Recorded data:
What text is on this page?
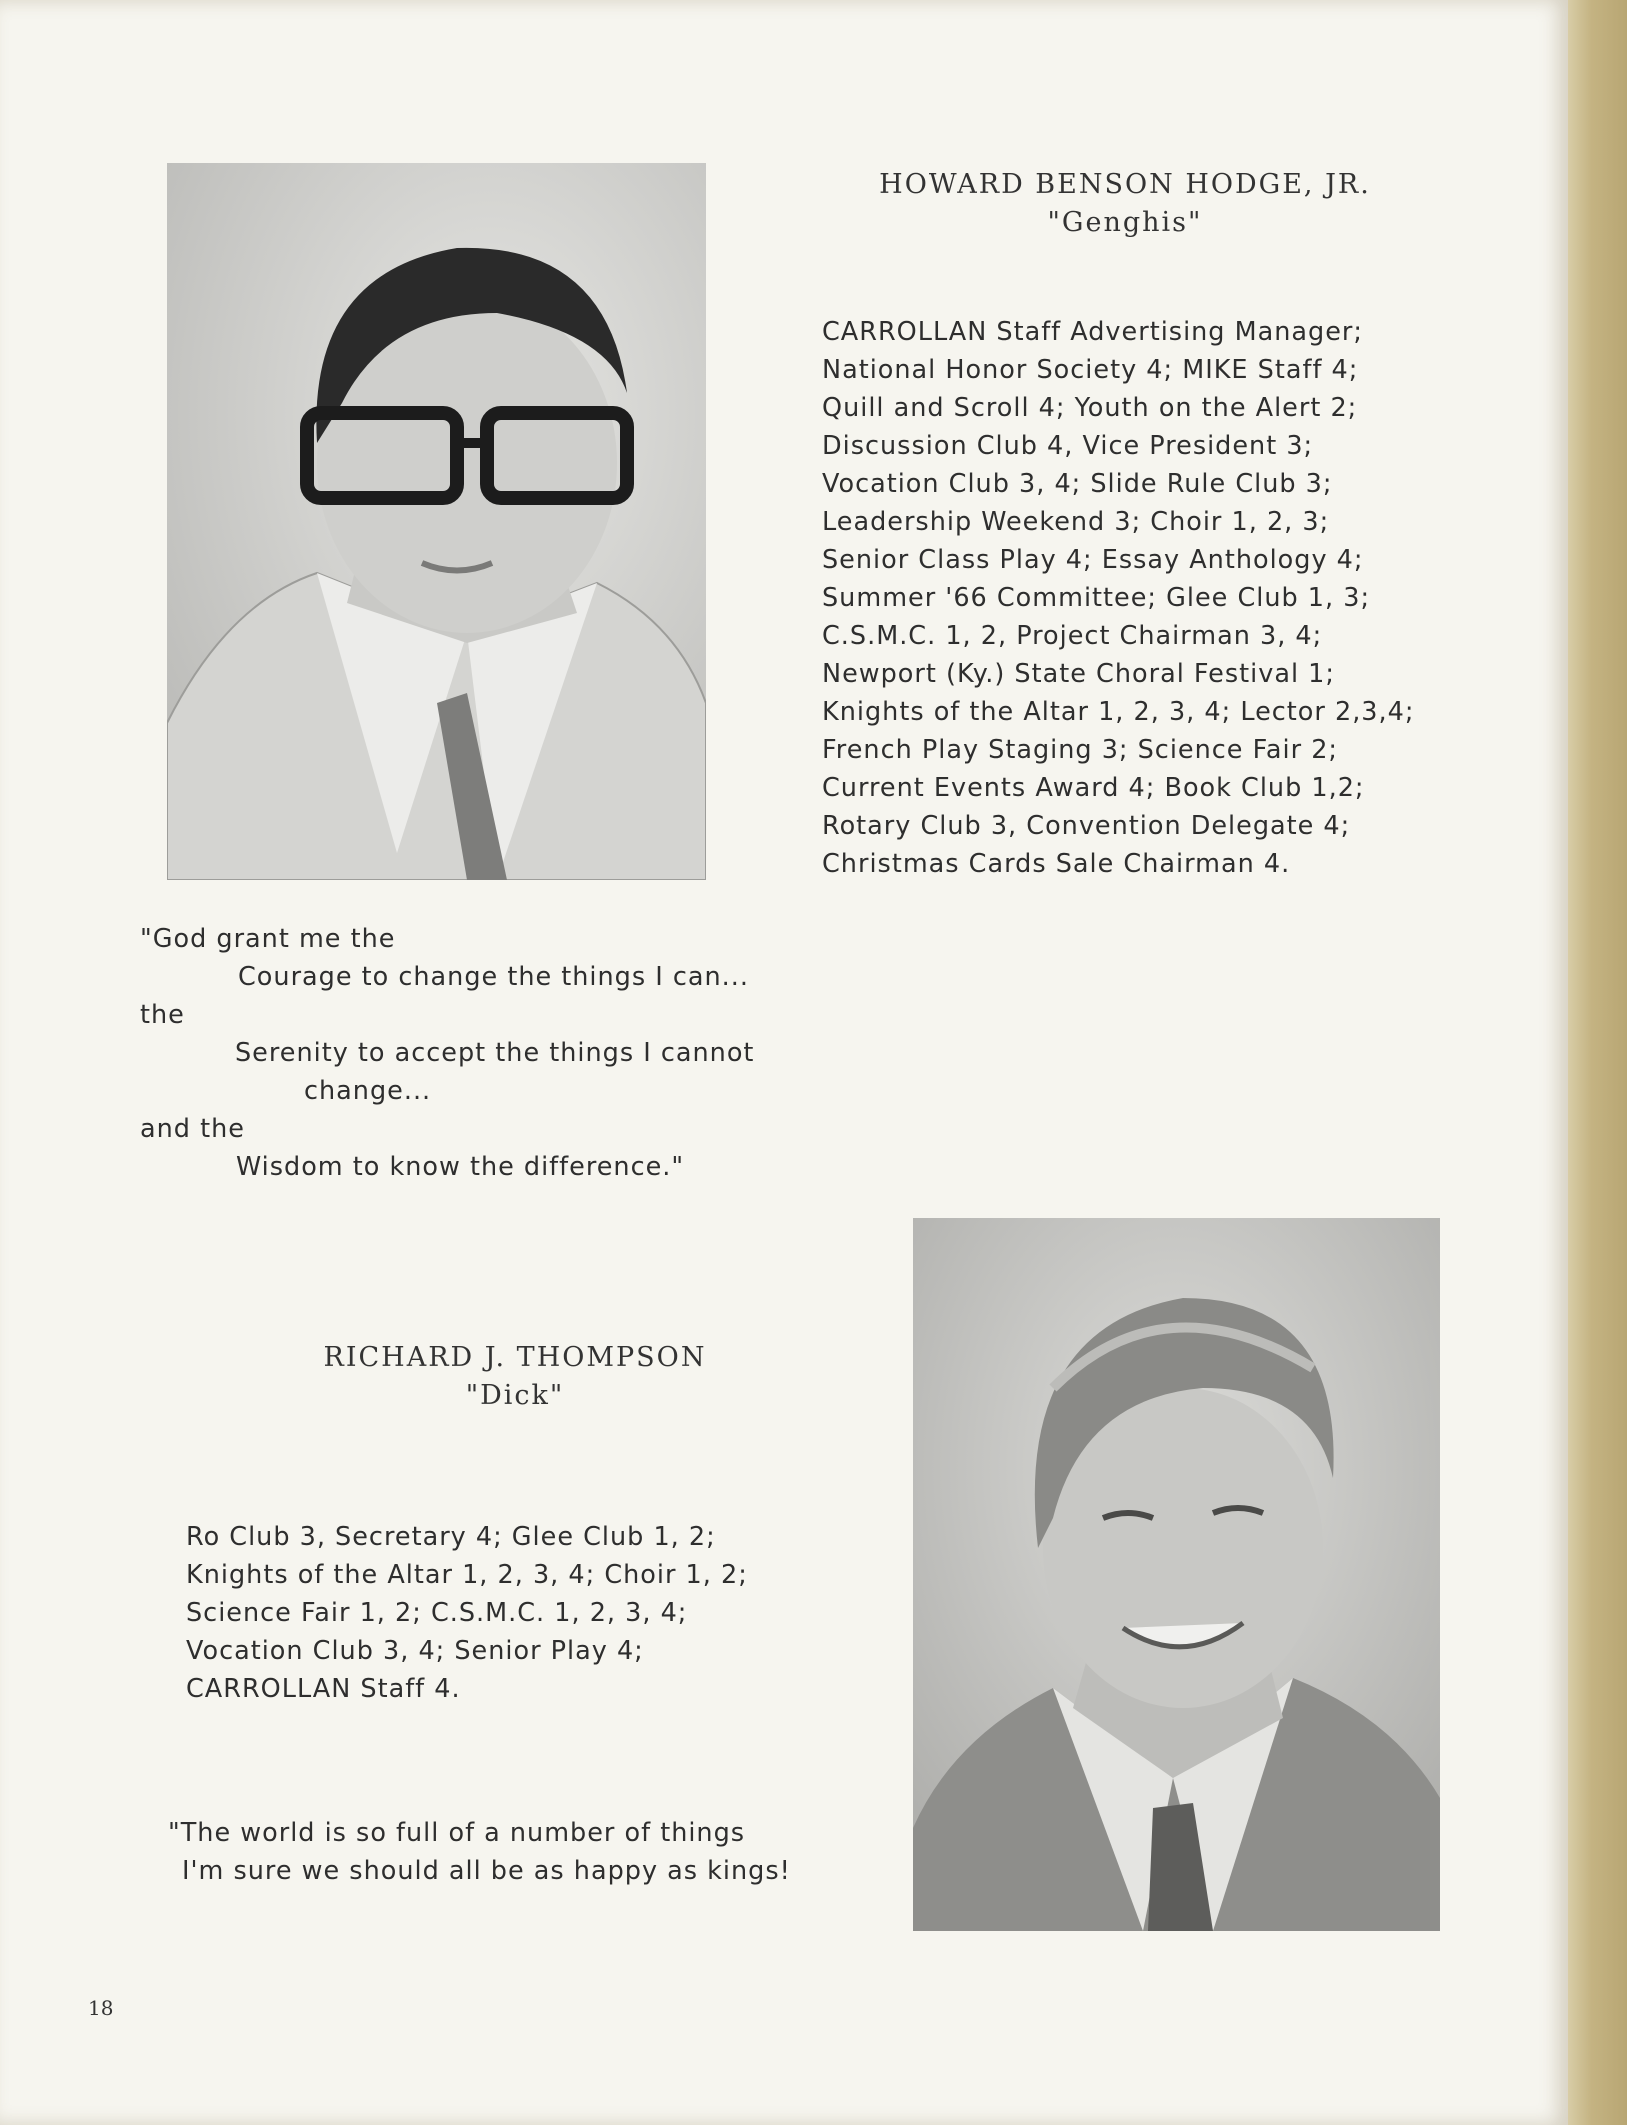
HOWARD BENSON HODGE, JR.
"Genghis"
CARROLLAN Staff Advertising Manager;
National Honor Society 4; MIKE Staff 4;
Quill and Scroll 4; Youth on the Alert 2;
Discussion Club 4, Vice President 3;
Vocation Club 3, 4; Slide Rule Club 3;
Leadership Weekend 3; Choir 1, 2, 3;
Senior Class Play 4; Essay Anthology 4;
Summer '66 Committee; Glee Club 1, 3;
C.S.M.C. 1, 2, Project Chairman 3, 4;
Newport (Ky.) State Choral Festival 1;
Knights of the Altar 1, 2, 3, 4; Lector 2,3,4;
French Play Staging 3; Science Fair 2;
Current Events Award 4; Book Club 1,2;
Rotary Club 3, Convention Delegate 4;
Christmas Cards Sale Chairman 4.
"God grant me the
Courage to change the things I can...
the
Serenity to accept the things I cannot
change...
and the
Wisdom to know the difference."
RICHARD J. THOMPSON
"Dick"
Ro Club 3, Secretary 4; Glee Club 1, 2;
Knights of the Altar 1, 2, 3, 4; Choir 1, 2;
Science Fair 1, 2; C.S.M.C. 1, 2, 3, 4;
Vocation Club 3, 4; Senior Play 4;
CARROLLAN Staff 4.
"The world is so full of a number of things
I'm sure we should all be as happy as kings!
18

What the task requires -> Give back the whole listing as it stands, minus its pictures.

Written response ->
What text is on this page?
HOWARD BENSON HODGE, JR.
"Genghis"
CARROLLAN Staff Advertising Manager;
National Honor Society 4; MIKE Staff 4;
Quill and Scroll 4; Youth on the Alert 2;
Discussion Club 4, Vice President 3;
Vocation Club 3, 4; Slide Rule Club 3;
Leadership Weekend 3; Choir 1, 2, 3;
Senior Class Play 4; Essay Anthology 4;
Summer '66 Committee; Glee Club 1, 3;
C.S.M.C. 1, 2, Project Chairman 3, 4;
Newport (Ky.) State Choral Festival 1;
Knights of the Altar 1, 2, 3, 4; Lector 2,3,4;
French Play Staging 3; Science Fair 2;
Current Events Award 4; Book Club 1,2;
Rotary Club 3, Convention Delegate 4;
Christmas Cards Sale Chairman 4.
"God grant me the
Courage to change the things I can...
the
Serenity to accept the things I cannot
change...
and the
Wisdom to know the difference."
RICHARD J. THOMPSON
"Dick"
Ro Club 3, Secretary 4; Glee Club 1, 2;
Knights of the Altar 1, 2, 3, 4; Choir 1, 2;
Science Fair 1, 2; C.S.M.C. 1, 2, 3, 4;
Vocation Club 3, 4; Senior Play 4;
CARROLLAN Staff 4.
"The world is so full of a number of things
I'm sure we should all be as happy as kings!
18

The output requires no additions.